# start of Listing

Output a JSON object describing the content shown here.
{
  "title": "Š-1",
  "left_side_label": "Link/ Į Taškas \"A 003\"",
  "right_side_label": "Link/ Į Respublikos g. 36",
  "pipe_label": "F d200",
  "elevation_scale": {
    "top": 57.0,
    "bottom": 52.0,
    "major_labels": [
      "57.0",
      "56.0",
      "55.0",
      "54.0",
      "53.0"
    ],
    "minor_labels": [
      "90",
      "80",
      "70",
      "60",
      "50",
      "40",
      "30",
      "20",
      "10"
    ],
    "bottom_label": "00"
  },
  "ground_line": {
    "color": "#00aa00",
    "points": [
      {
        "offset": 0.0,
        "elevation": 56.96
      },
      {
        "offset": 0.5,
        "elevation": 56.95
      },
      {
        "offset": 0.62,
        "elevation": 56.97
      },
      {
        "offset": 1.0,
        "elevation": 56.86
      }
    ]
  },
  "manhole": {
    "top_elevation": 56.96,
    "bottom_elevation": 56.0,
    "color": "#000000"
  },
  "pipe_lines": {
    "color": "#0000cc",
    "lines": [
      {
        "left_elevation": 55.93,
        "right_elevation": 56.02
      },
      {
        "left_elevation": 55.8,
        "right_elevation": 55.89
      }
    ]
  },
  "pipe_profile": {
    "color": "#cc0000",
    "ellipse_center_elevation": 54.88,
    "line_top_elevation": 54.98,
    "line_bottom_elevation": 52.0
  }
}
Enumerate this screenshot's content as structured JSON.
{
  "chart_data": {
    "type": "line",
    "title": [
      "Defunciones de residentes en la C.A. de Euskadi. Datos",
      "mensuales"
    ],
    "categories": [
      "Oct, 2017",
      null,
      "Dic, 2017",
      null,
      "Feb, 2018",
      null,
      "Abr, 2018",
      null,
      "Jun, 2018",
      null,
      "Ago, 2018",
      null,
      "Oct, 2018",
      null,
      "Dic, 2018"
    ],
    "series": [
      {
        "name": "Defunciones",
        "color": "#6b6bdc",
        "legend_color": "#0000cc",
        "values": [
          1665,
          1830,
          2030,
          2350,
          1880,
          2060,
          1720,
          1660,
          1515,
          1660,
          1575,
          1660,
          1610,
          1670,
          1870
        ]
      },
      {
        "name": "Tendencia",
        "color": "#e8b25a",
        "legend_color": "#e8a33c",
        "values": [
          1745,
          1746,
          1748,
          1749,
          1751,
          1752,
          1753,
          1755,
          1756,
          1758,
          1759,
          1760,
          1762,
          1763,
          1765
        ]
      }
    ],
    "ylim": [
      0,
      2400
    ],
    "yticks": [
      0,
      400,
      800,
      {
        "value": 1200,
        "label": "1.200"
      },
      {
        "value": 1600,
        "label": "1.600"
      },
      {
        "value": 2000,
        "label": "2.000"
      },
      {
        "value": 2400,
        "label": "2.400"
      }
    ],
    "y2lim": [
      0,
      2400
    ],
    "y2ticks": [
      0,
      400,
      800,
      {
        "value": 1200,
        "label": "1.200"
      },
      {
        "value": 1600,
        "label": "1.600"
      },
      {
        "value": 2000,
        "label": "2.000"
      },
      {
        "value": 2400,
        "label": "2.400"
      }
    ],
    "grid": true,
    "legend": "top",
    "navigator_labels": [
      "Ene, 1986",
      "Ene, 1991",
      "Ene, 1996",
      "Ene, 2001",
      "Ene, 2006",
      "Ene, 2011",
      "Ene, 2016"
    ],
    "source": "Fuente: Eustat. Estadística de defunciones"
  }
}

# end of Listing

■ **What the exercise asks**
Your task is to print all of the records exactly.

■ **Completed exercise**
Output a JSON object describing the content shown here.
{
  "title": "Š-1",
  "left_side_label": "Link/ Į Taškas \"A 003\"",
  "right_side_label": "Link/ Į Respublikos g. 36",
  "pipe_label": "F d200",
  "elevation_scale": {
    "top": 57.0,
    "bottom": 52.0,
    "major_labels": [
      "57.0",
      "56.0",
      "55.0",
      "54.0",
      "53.0"
    ],
    "minor_labels": [
      "90",
      "80",
      "70",
      "60",
      "50",
      "40",
      "30",
      "20",
      "10"
    ],
    "bottom_label": "00"
  },
  "ground_line": {
    "color": "#00aa00",
    "points": [
      {
        "offset": 0.0,
        "elevation": 56.96
      },
      {
        "offset": 0.5,
        "elevation": 56.95
      },
      {
        "offset": 0.62,
        "elevation": 56.97
      },
      {
        "offset": 1.0,
        "elevation": 56.86
      }
    ]
  },
  "manhole": {
    "top_elevation": 56.96,
    "bottom_elevation": 56.0,
    "color": "#000000"
  },
  "pipe_lines": {
    "color": "#0000cc",
    "lines": [
      {
        "left_elevation": 55.93,
        "right_elevation": 56.02
      },
      {
        "left_elevation": 55.8,
        "right_elevation": 55.89
      }
    ]
  },
  "pipe_profile": {
    "color": "#cc0000",
    "ellipse_center_elevation": 54.88,
    "line_top_elevation": 54.98,
    "line_bottom_elevation": 52.0
  }
}
Enumerate this screenshot's content as structured JSON.
{
  "chart_data": {
    "type": "line",
    "title": [
      "Defunciones de residentes en la C.A. de Euskadi. Datos",
      "mensuales"
    ],
    "categories": [
      "Oct, 2017",
      null,
      "Dic, 2017",
      null,
      "Feb, 2018",
      null,
      "Abr, 2018",
      null,
      "Jun, 2018",
      null,
      "Ago, 2018",
      null,
      "Oct, 2018",
      null,
      "Dic, 2018"
    ],
    "series": [
      {
        "name": "Defunciones",
        "color": "#6b6bdc",
        "legend_color": "#0000cc",
        "values": [
          1665,
          1830,
          2030,
          2350,
          1880,
          2060,
          1720,
          1660,
          1515,
          1660,
          1575,
          1660,
          1610,
          1670,
          1870
        ]
      },
      {
        "name": "Tendencia",
        "color": "#e8b25a",
        "legend_color": "#e8a33c",
        "values": [
          1745,
          1746,
          1748,
          1749,
          1751,
          1752,
          1753,
          1755,
          1756,
          1758,
          1759,
          1760,
          1762,
          1763,
          1765
        ]
      }
    ],
    "ylim": [
      0,
      2400
    ],
    "yticks": [
      0,
      400,
      800,
      {
        "value": 1200,
        "label": "1.200"
      },
      {
        "value": 1600,
        "label": "1.600"
      },
      {
        "value": 2000,
        "label": "2.000"
      },
      {
        "value": 2400,
        "label": "2.400"
      }
    ],
    "y2lim": [
      0,
      2400
    ],
    "y2ticks": [
      0,
      400,
      800,
      {
        "value": 1200,
        "label": "1.200"
      },
      {
        "value": 1600,
        "label": "1.600"
      },
      {
        "value": 2000,
        "label": "2.000"
      },
      {
        "value": 2400,
        "label": "2.400"
      }
    ],
    "grid": true,
    "legend": "top",
    "navigator_labels": [
      "Ene, 1986",
      "Ene, 1991",
      "Ene, 1996",
      "Ene, 2001",
      "Ene, 2006",
      "Ene, 2011",
      "Ene, 2016"
    ],
    "source": "Fuente: Eustat. Estadística de defunciones"
  }
}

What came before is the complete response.